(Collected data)

----

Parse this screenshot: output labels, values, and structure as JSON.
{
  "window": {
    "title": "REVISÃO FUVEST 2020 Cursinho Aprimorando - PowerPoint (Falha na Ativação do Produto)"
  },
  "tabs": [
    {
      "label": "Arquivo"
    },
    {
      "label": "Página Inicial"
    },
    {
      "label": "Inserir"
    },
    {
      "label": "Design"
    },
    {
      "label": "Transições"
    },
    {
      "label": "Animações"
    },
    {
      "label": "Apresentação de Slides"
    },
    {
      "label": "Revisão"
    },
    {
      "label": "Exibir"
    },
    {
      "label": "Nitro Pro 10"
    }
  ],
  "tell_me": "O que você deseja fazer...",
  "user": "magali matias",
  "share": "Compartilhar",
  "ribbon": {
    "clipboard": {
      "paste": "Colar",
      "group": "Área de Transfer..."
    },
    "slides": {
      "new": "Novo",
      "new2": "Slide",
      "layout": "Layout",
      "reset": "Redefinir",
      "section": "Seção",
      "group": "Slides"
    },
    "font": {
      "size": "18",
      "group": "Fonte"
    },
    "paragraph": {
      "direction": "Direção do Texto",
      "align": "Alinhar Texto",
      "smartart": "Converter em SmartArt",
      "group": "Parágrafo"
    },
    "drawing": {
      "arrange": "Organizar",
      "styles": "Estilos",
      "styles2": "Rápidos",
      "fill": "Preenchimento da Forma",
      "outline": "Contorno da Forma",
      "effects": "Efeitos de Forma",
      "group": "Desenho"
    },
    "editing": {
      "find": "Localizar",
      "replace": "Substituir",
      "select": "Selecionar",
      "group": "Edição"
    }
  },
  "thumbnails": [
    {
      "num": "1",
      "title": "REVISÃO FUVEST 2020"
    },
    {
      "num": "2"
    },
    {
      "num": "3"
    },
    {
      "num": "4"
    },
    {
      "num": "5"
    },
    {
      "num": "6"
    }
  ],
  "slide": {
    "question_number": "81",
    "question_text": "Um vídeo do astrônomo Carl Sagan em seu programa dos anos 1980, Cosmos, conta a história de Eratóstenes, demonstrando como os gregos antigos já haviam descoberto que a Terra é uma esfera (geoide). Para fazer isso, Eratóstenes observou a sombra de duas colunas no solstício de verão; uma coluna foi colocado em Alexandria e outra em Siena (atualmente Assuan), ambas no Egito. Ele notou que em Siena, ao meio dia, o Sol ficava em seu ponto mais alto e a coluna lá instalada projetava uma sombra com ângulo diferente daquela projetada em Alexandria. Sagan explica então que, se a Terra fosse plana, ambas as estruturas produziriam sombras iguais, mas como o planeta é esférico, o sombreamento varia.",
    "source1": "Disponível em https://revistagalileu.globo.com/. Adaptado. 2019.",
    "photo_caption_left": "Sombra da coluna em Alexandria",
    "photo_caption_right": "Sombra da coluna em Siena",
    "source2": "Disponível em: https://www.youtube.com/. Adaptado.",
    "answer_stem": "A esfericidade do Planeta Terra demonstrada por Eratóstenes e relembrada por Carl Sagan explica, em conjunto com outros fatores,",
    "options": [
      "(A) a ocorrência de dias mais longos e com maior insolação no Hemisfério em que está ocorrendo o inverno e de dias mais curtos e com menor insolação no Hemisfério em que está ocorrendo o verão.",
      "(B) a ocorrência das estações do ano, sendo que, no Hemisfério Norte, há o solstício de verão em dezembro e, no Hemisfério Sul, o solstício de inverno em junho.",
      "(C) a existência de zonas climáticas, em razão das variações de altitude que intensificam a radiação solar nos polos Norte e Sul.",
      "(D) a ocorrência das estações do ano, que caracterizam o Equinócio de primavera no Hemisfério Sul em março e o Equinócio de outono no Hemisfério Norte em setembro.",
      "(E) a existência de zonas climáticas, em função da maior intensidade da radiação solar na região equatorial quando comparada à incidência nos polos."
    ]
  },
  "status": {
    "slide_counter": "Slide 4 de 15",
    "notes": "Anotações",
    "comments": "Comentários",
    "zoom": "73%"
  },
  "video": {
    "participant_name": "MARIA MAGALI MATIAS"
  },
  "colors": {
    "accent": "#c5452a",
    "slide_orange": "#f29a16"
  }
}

----

PROBLEM TO WORK ON:
Look above for lines with the word "radiação" and copy them all.

SOLVED PROBLEM:
      "(C) a existência de zonas climáticas, em razão das variações de altitude que intensificam a radiação solar nos polos Norte e Sul.",
      "(E) a existência de zonas climáticas, em função da maior intensidade da radiação solar na região equatorial quando comparada à incidência nos polos."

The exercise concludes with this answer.